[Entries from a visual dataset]
• • • • •
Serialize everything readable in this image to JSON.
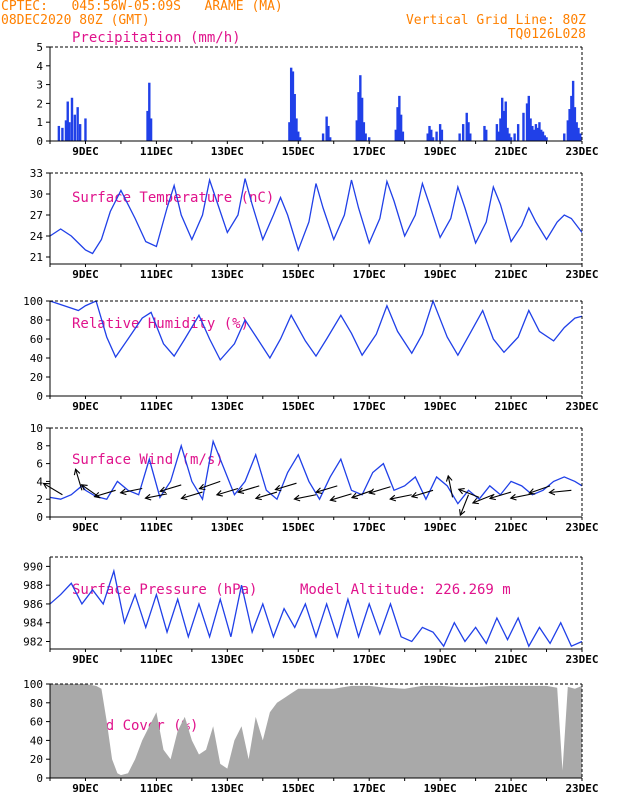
{
  "header": {
    "line1": "CPTEC:   045:56W-05:09S   ARAME (MA)",
    "line2": "08DEC2020 80Z (GMT)",
    "grid_note": "Vertical Grid Line: 80Z",
    "code": "TQ0126L028"
  },
  "colors": {
    "header": "#ff8000",
    "title": "#e0138c",
    "series": "#2040e8",
    "cloud": "#a9a9a9",
    "wind": "#000000"
  },
  "x_axis": {
    "range_days": [
      8.0,
      23.0
    ],
    "ticks": [
      {
        "label": "9DEC",
        "day": 9
      },
      {
        "label": "11DEC",
        "day": 11
      },
      {
        "label": "13DEC",
        "day": 13
      },
      {
        "label": "15DEC",
        "day": 15
      },
      {
        "label": "17DEC",
        "day": 17
      },
      {
        "label": "19DEC",
        "day": 19
      },
      {
        "label": "21DEC",
        "day": 21
      },
      {
        "label": "23DEC",
        "day": 23
      }
    ]
  },
  "chart_data": [
    {
      "type": "bar",
      "title": "Precipitation (mm/h)",
      "ylim": [
        0,
        5
      ],
      "yticks": [
        0,
        1,
        2,
        3,
        4,
        5
      ],
      "x": [
        8.25,
        8.35,
        8.45,
        8.5,
        8.55,
        8.62,
        8.7,
        8.78,
        8.85,
        9.0,
        10.75,
        10.8,
        10.85,
        14.75,
        14.8,
        14.85,
        14.9,
        14.95,
        15.0,
        15.05,
        15.7,
        15.8,
        15.85,
        15.9,
        16.65,
        16.7,
        16.75,
        16.8,
        16.85,
        16.9,
        17.0,
        17.75,
        17.8,
        17.85,
        17.9,
        17.95,
        18.65,
        18.7,
        18.75,
        18.8,
        18.9,
        19.0,
        19.05,
        19.55,
        19.65,
        19.75,
        19.8,
        19.85,
        20.25,
        20.3,
        20.6,
        20.65,
        20.7,
        20.75,
        20.8,
        20.85,
        20.9,
        20.95,
        21.0,
        21.1,
        21.2,
        21.35,
        21.45,
        21.5,
        21.55,
        21.6,
        21.65,
        21.7,
        21.75,
        21.8,
        21.85,
        21.9,
        21.95,
        22.0,
        22.5,
        22.6,
        22.65,
        22.7,
        22.75,
        22.8,
        22.85,
        22.9,
        22.95
      ],
      "values": [
        0.8,
        0.7,
        1.1,
        2.1,
        1.0,
        2.3,
        1.4,
        1.8,
        0.9,
        1.2,
        1.6,
        3.1,
        1.2,
        1.0,
        3.9,
        3.7,
        2.5,
        1.2,
        0.5,
        0.2,
        0.4,
        1.3,
        0.8,
        0.2,
        1.1,
        2.6,
        3.5,
        2.3,
        1.0,
        0.4,
        0.2,
        0.6,
        1.8,
        2.4,
        1.4,
        0.5,
        0.4,
        0.8,
        0.6,
        0.2,
        0.5,
        0.9,
        0.6,
        0.4,
        0.9,
        1.5,
        1.0,
        0.4,
        0.8,
        0.6,
        0.9,
        0.5,
        1.2,
        2.3,
        1.6,
        2.1,
        0.7,
        0.4,
        0.2,
        0.4,
        0.9,
        1.5,
        2.0,
        2.4,
        1.2,
        0.8,
        0.6,
        0.9,
        0.7,
        1.0,
        0.6,
        0.5,
        0.3,
        0.2,
        0.4,
        1.1,
        1.7,
        2.4,
        3.2,
        1.8,
        1.0,
        0.7,
        0.4
      ]
    },
    {
      "type": "line",
      "title": "Surface Temperature (nC)",
      "ylim": [
        20,
        33
      ],
      "yticks": [
        21,
        24,
        27,
        30,
        33
      ],
      "x": [
        8.0,
        8.3,
        8.6,
        8.9,
        9.0,
        9.2,
        9.45,
        9.7,
        10.0,
        10.4,
        10.7,
        11.0,
        11.3,
        11.5,
        11.7,
        12.0,
        12.3,
        12.5,
        12.7,
        13.0,
        13.3,
        13.5,
        13.7,
        14.0,
        14.3,
        14.5,
        14.7,
        15.0,
        15.3,
        15.5,
        15.7,
        16.0,
        16.3,
        16.5,
        16.7,
        17.0,
        17.3,
        17.5,
        17.7,
        18.0,
        18.3,
        18.5,
        18.7,
        19.0,
        19.3,
        19.5,
        19.7,
        20.0,
        20.3,
        20.5,
        20.7,
        21.0,
        21.3,
        21.5,
        21.7,
        22.0,
        22.3,
        22.5,
        22.7,
        23.0
      ],
      "values": [
        24.0,
        25.0,
        24.0,
        22.5,
        22.0,
        21.5,
        23.5,
        27.5,
        30.5,
        26.5,
        23.2,
        22.5,
        28.0,
        31.2,
        27.0,
        23.5,
        27.0,
        32.0,
        29.0,
        24.5,
        27.0,
        32.2,
        28.5,
        23.5,
        27.0,
        29.5,
        27.0,
        22.0,
        26.0,
        31.5,
        28.0,
        23.5,
        27.0,
        32.0,
        28.0,
        23.0,
        26.5,
        31.8,
        29.0,
        24.0,
        27.0,
        31.5,
        28.5,
        23.8,
        26.5,
        31.0,
        28.0,
        23.0,
        26.0,
        31.0,
        28.5,
        23.2,
        25.5,
        28.0,
        26.0,
        23.5,
        26.0,
        27.0,
        26.5,
        24.5
      ]
    },
    {
      "type": "line",
      "title": "Relative Humidity (%)",
      "ylim": [
        0,
        100
      ],
      "yticks": [
        0,
        20,
        40,
        60,
        80,
        100
      ],
      "x": [
        8.0,
        8.4,
        8.8,
        9.0,
        9.3,
        9.6,
        9.85,
        10.2,
        10.6,
        10.85,
        11.2,
        11.5,
        11.8,
        12.2,
        12.5,
        12.8,
        13.2,
        13.5,
        13.8,
        14.2,
        14.5,
        14.8,
        15.2,
        15.5,
        15.8,
        16.2,
        16.5,
        16.8,
        17.2,
        17.5,
        17.8,
        18.2,
        18.5,
        18.8,
        19.2,
        19.5,
        19.8,
        20.2,
        20.5,
        20.8,
        21.2,
        21.5,
        21.8,
        22.2,
        22.5,
        22.8,
        23.0
      ],
      "values": [
        100,
        95,
        90,
        95,
        100,
        62,
        41,
        60,
        82,
        88,
        55,
        42,
        60,
        85,
        60,
        38,
        55,
        80,
        63,
        40,
        60,
        85,
        58,
        42,
        60,
        85,
        66,
        43,
        65,
        95,
        68,
        45,
        65,
        100,
        62,
        43,
        63,
        90,
        60,
        46,
        62,
        90,
        68,
        58,
        72,
        82,
        84
      ]
    },
    {
      "type": "line",
      "title": "Surface Wind (m/s)",
      "ylim": [
        0,
        10
      ],
      "yticks": [
        0,
        2,
        4,
        6,
        8,
        10
      ],
      "x": [
        8.0,
        8.3,
        8.6,
        8.9,
        9.0,
        9.3,
        9.6,
        9.9,
        10.2,
        10.5,
        10.8,
        11.1,
        11.4,
        11.7,
        12.0,
        12.3,
        12.6,
        12.9,
        13.2,
        13.5,
        13.8,
        14.1,
        14.4,
        14.7,
        15.0,
        15.3,
        15.6,
        15.9,
        16.2,
        16.5,
        16.8,
        17.1,
        17.4,
        17.7,
        18.0,
        18.3,
        18.6,
        18.9,
        19.2,
        19.5,
        19.8,
        20.1,
        20.4,
        20.7,
        21.0,
        21.3,
        21.6,
        21.9,
        22.2,
        22.5,
        22.8,
        23.0
      ],
      "values": [
        2.2,
        2.0,
        2.5,
        3.5,
        3.0,
        2.3,
        2.0,
        4.0,
        3.0,
        2.5,
        6.5,
        2.2,
        4.0,
        8.0,
        4.0,
        2.0,
        8.5,
        5.5,
        2.5,
        4.0,
        7.0,
        3.0,
        2.0,
        5.0,
        7.0,
        4.0,
        2.0,
        4.5,
        6.5,
        3.0,
        2.5,
        5.0,
        6.0,
        3.0,
        3.5,
        4.5,
        2.0,
        4.5,
        3.5,
        1.5,
        3.0,
        2.0,
        3.5,
        2.5,
        4.0,
        3.5,
        2.5,
        3.0,
        4.0,
        4.5,
        4.0,
        3.5
      ]
    },
    {
      "type": "line",
      "title": "Surface Pressure (hPa)",
      "annotation": "Model Altitude: 226.269 m",
      "ylim": [
        981.2,
        991
      ],
      "yticks": [
        982,
        984,
        986,
        988,
        990
      ],
      "x": [
        8.0,
        8.3,
        8.6,
        8.9,
        9.2,
        9.5,
        9.8,
        10.1,
        10.4,
        10.7,
        11.0,
        11.3,
        11.6,
        11.9,
        12.2,
        12.5,
        12.8,
        13.1,
        13.4,
        13.7,
        14.0,
        14.3,
        14.6,
        14.9,
        15.2,
        15.5,
        15.8,
        16.1,
        16.4,
        16.7,
        17.0,
        17.3,
        17.6,
        17.9,
        18.2,
        18.5,
        18.8,
        19.1,
        19.4,
        19.7,
        20.0,
        20.3,
        20.6,
        20.9,
        21.2,
        21.5,
        21.8,
        22.1,
        22.4,
        22.7,
        23.0
      ],
      "values": [
        986.0,
        987.0,
        988.2,
        986.0,
        987.5,
        986.0,
        989.5,
        984.0,
        987.0,
        983.5,
        987.0,
        983.0,
        986.5,
        982.5,
        986.0,
        982.5,
        986.5,
        982.5,
        988.0,
        983.0,
        986.0,
        982.5,
        985.5,
        983.5,
        986.0,
        982.5,
        986.0,
        982.5,
        986.5,
        982.5,
        986.0,
        982.8,
        986.0,
        982.5,
        982.0,
        983.5,
        983.0,
        981.5,
        984.0,
        982.0,
        983.5,
        981.8,
        984.5,
        982.2,
        984.5,
        981.5,
        983.5,
        981.8,
        984.0,
        981.5,
        982.0
      ]
    },
    {
      "type": "area",
      "title": "Cloud Cover (%)",
      "ylim": [
        0,
        100
      ],
      "yticks": [
        0,
        20,
        40,
        60,
        80,
        100
      ],
      "x": [
        8.0,
        8.5,
        9.0,
        9.3,
        9.45,
        9.6,
        9.75,
        9.9,
        10.0,
        10.2,
        10.4,
        10.6,
        10.8,
        11.0,
        11.2,
        11.4,
        11.6,
        11.8,
        12.0,
        12.2,
        12.4,
        12.6,
        12.8,
        13.0,
        13.2,
        13.4,
        13.6,
        13.8,
        14.0,
        14.2,
        14.4,
        14.6,
        14.8,
        15.0,
        15.5,
        16.0,
        16.5,
        17.0,
        17.5,
        18.0,
        18.5,
        19.0,
        19.5,
        20.0,
        20.5,
        21.0,
        21.5,
        22.0,
        22.3,
        22.45,
        22.6,
        22.8,
        23.0
      ],
      "values": [
        100,
        100,
        100,
        98,
        95,
        60,
        20,
        5,
        3,
        5,
        20,
        40,
        55,
        70,
        30,
        20,
        50,
        65,
        40,
        25,
        30,
        55,
        15,
        10,
        40,
        55,
        20,
        65,
        40,
        70,
        80,
        85,
        90,
        95,
        95,
        95,
        98,
        98,
        96,
        95,
        98,
        98,
        97,
        97,
        98,
        98,
        98,
        98,
        96,
        8,
        97,
        95,
        98
      ]
    }
  ],
  "wind_arrows": [
    {
      "day": 8.35,
      "speed": 2.5,
      "dx": -1.0,
      "dy": 0.6
    },
    {
      "day": 8.9,
      "speed": 3.0,
      "dx": -0.3,
      "dy": 1.0
    },
    {
      "day": 9.4,
      "speed": 2.2,
      "dx": -1.0,
      "dy": 0.7
    },
    {
      "day": 9.85,
      "speed": 3.0,
      "dx": -1.0,
      "dy": -0.3
    },
    {
      "day": 10.6,
      "speed": 3.2,
      "dx": -1.0,
      "dy": -0.2
    },
    {
      "day": 11.3,
      "speed": 2.6,
      "dx": -1.0,
      "dy": -0.2
    },
    {
      "day": 11.7,
      "speed": 3.6,
      "dx": -1.0,
      "dy": -0.3
    },
    {
      "day": 12.3,
      "speed": 2.8,
      "dx": -1.0,
      "dy": -0.3
    },
    {
      "day": 12.8,
      "speed": 4.0,
      "dx": -1.0,
      "dy": -0.35
    },
    {
      "day": 13.3,
      "speed": 3.2,
      "dx": -1.0,
      "dy": -0.3
    },
    {
      "day": 13.9,
      "speed": 3.5,
      "dx": -1.0,
      "dy": -0.3
    },
    {
      "day": 14.4,
      "speed": 2.8,
      "dx": -1.0,
      "dy": -0.3
    },
    {
      "day": 14.95,
      "speed": 3.8,
      "dx": -1.0,
      "dy": -0.3
    },
    {
      "day": 15.5,
      "speed": 2.5,
      "dx": -1.0,
      "dy": -0.2
    },
    {
      "day": 16.1,
      "speed": 3.5,
      "dx": -1.0,
      "dy": -0.3
    },
    {
      "day": 16.5,
      "speed": 2.6,
      "dx": -1.0,
      "dy": -0.3
    },
    {
      "day": 17.1,
      "speed": 3.0,
      "dx": -1.0,
      "dy": -0.35
    },
    {
      "day": 17.6,
      "speed": 3.4,
      "dx": -1.0,
      "dy": -0.3
    },
    {
      "day": 18.2,
      "speed": 2.5,
      "dx": -1.0,
      "dy": -0.2
    },
    {
      "day": 18.8,
      "speed": 3.0,
      "dx": -1.0,
      "dy": -0.3
    },
    {
      "day": 19.35,
      "speed": 2.2,
      "dx": -0.2,
      "dy": 1.0
    },
    {
      "day": 19.8,
      "speed": 2.5,
      "dx": -0.4,
      "dy": -1.0
    },
    {
      "day": 20.1,
      "speed": 2.2,
      "dx": -1.0,
      "dy": 0.4
    },
    {
      "day": 20.5,
      "speed": 2.5,
      "dx": -1.0,
      "dy": -0.4
    },
    {
      "day": 21.0,
      "speed": 2.8,
      "dx": -1.0,
      "dy": -0.3
    },
    {
      "day": 21.6,
      "speed": 2.6,
      "dx": -1.0,
      "dy": -0.2
    },
    {
      "day": 22.1,
      "speed": 3.5,
      "dx": -1.0,
      "dy": -0.35
    },
    {
      "day": 22.7,
      "speed": 3.0,
      "dx": -1.0,
      "dy": -0.1
    }
  ]
}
• • • • •
[WHAT IS BEING ASKED]:
Find how many lines in the records contain the string "title", then give the number alone.

[EXERCISE ANSWER]:
7